## Written request
Copy out each line that mentions the word "gyerekek".

## Materials provided
+--
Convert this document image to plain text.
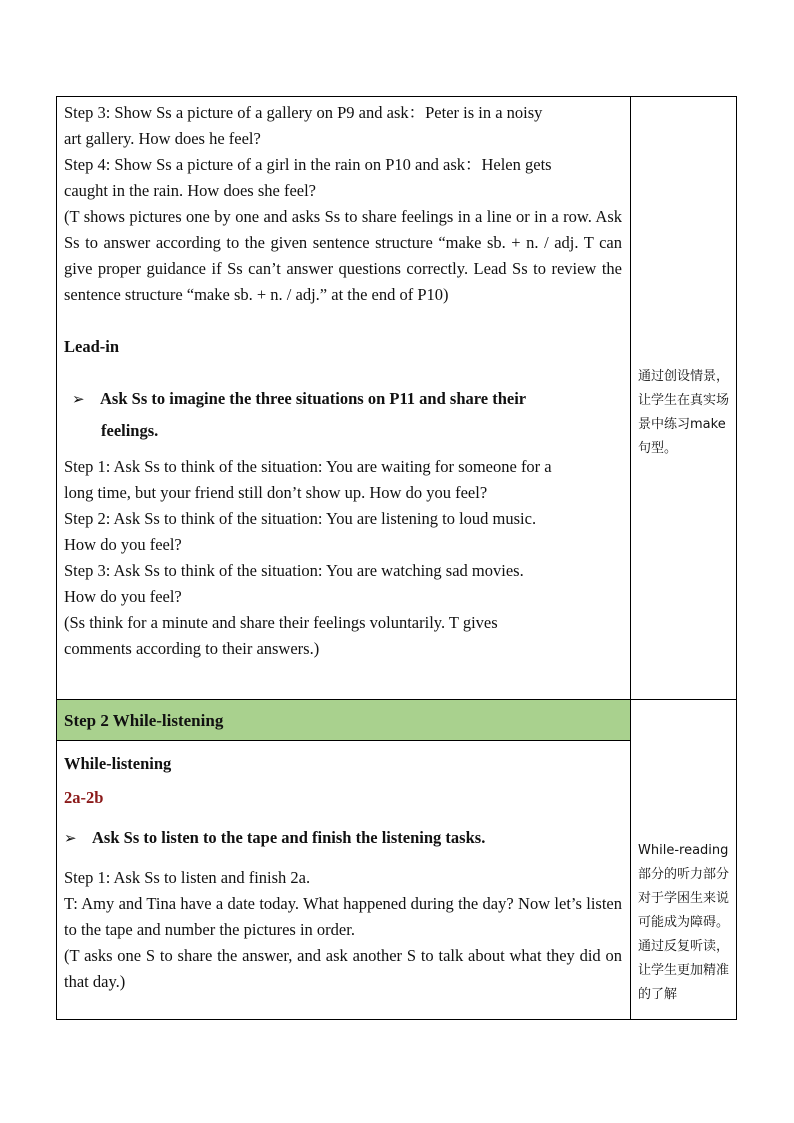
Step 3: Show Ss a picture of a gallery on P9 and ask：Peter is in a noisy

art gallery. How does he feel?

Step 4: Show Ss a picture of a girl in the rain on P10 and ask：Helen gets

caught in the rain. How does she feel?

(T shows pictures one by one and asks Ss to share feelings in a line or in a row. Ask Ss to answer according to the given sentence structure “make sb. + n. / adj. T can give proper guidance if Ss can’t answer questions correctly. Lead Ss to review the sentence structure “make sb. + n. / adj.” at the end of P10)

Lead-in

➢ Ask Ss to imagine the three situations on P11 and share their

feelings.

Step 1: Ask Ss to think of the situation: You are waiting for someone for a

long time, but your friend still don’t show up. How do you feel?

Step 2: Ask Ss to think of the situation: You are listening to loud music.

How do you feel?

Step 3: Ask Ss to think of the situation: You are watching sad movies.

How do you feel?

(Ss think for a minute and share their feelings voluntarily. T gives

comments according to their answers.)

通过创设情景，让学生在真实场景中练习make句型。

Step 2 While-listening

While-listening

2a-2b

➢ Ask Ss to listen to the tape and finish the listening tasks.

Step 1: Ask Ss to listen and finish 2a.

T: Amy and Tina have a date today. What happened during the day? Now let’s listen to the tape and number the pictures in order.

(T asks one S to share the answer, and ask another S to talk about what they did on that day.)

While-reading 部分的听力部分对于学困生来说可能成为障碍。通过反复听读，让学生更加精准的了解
+--
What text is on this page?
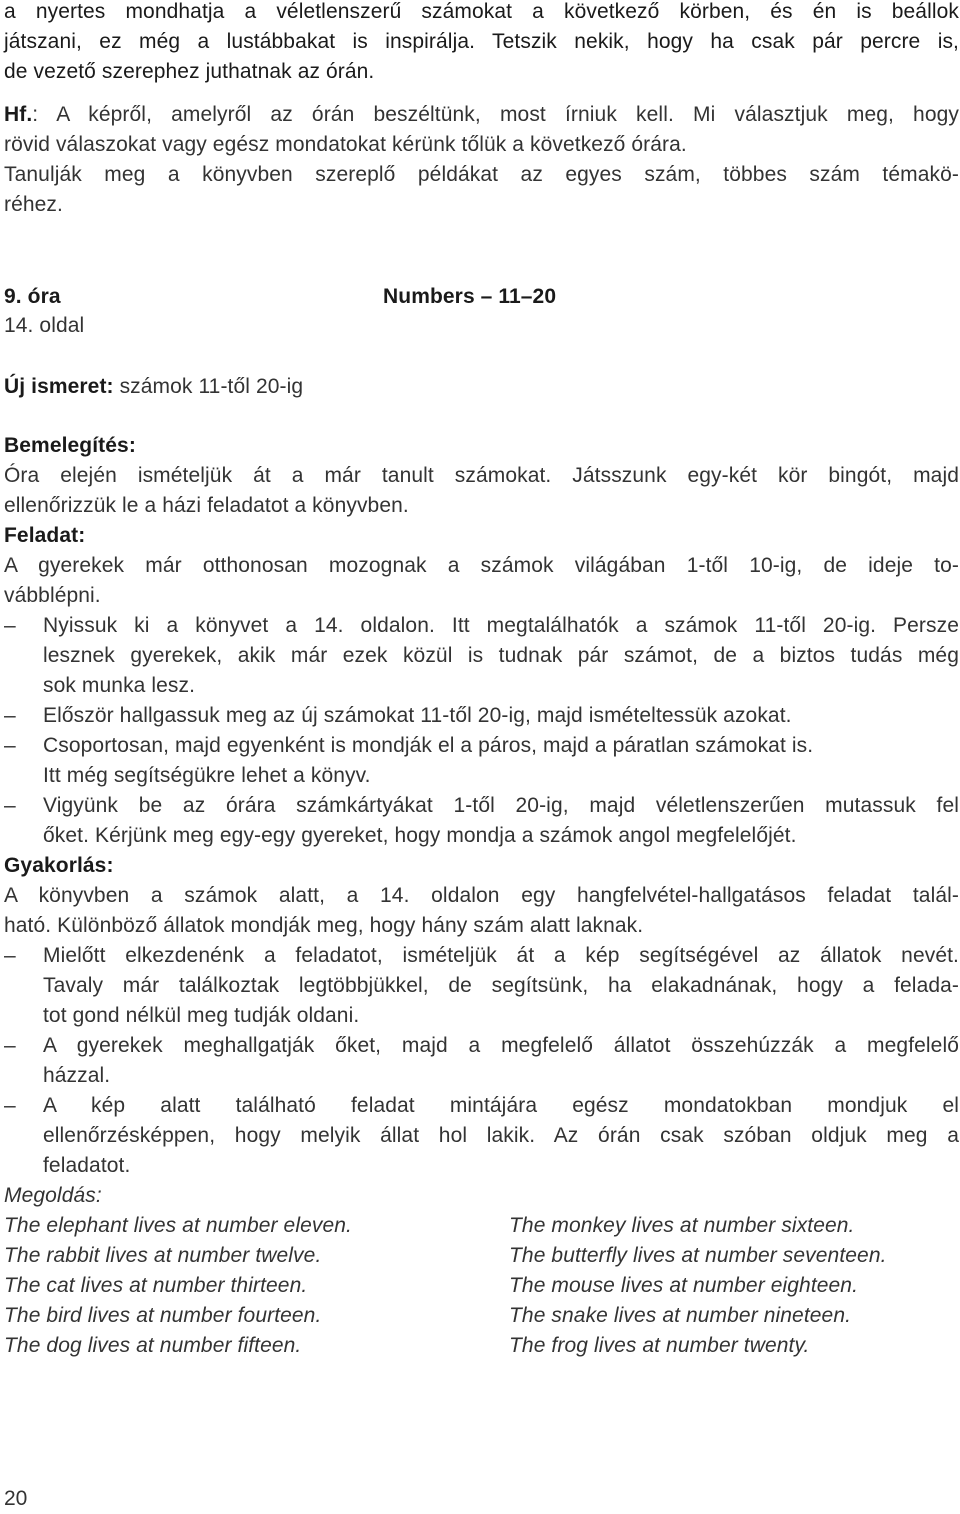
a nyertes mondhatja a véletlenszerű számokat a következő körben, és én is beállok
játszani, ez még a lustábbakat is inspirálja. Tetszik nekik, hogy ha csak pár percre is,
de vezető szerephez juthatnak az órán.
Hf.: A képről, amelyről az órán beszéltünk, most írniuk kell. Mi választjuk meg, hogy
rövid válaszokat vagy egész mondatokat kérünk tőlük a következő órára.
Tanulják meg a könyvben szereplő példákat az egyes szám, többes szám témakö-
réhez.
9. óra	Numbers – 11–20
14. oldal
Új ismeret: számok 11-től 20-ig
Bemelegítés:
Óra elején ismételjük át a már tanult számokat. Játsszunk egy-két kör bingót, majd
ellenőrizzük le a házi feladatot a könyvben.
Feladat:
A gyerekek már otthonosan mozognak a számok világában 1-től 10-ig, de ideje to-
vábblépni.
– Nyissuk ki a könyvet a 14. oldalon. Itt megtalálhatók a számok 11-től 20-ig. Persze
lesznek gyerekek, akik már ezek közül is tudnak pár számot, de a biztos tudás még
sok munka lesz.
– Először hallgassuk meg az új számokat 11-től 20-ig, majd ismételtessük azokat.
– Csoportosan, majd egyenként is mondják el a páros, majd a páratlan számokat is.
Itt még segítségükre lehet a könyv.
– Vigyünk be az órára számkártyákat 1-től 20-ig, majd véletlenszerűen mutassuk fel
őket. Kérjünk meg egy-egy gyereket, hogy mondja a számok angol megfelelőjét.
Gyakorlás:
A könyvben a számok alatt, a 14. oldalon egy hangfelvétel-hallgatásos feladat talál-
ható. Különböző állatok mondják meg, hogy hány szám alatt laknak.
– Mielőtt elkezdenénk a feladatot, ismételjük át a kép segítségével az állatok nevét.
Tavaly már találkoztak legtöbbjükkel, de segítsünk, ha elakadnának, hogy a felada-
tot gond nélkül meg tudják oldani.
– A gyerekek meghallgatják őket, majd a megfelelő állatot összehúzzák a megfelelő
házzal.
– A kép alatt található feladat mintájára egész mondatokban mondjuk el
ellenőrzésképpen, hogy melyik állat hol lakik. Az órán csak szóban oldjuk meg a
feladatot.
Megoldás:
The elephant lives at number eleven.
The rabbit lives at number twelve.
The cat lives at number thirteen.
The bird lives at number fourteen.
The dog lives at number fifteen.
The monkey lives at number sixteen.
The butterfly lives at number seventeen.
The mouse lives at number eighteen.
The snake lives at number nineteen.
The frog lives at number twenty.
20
+--
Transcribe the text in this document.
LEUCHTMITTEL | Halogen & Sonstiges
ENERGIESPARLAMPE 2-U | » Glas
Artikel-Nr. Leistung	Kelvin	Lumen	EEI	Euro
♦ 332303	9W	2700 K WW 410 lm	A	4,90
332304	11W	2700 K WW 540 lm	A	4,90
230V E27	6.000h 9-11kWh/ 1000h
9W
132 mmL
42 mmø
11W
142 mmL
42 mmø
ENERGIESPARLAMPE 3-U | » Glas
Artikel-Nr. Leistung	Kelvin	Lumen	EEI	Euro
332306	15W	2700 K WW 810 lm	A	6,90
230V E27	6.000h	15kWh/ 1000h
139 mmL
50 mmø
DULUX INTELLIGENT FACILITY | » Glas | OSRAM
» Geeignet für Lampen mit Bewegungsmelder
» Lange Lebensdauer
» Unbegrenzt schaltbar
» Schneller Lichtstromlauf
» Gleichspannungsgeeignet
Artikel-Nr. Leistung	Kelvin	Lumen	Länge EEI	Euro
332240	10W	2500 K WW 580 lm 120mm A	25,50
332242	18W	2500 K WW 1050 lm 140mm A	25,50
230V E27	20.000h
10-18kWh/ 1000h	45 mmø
+--
## Task response
A gyerekek már otthonosan mozognak a számok világában 1-től 10-ig, de ideje to-
lesznek gyerekek, akik már ezek közül is tudnak pár számot, de a biztos tudás még
– A gyerekek meghallgatják őket, majd a megfelelő állatot összehúzzák a megfelelő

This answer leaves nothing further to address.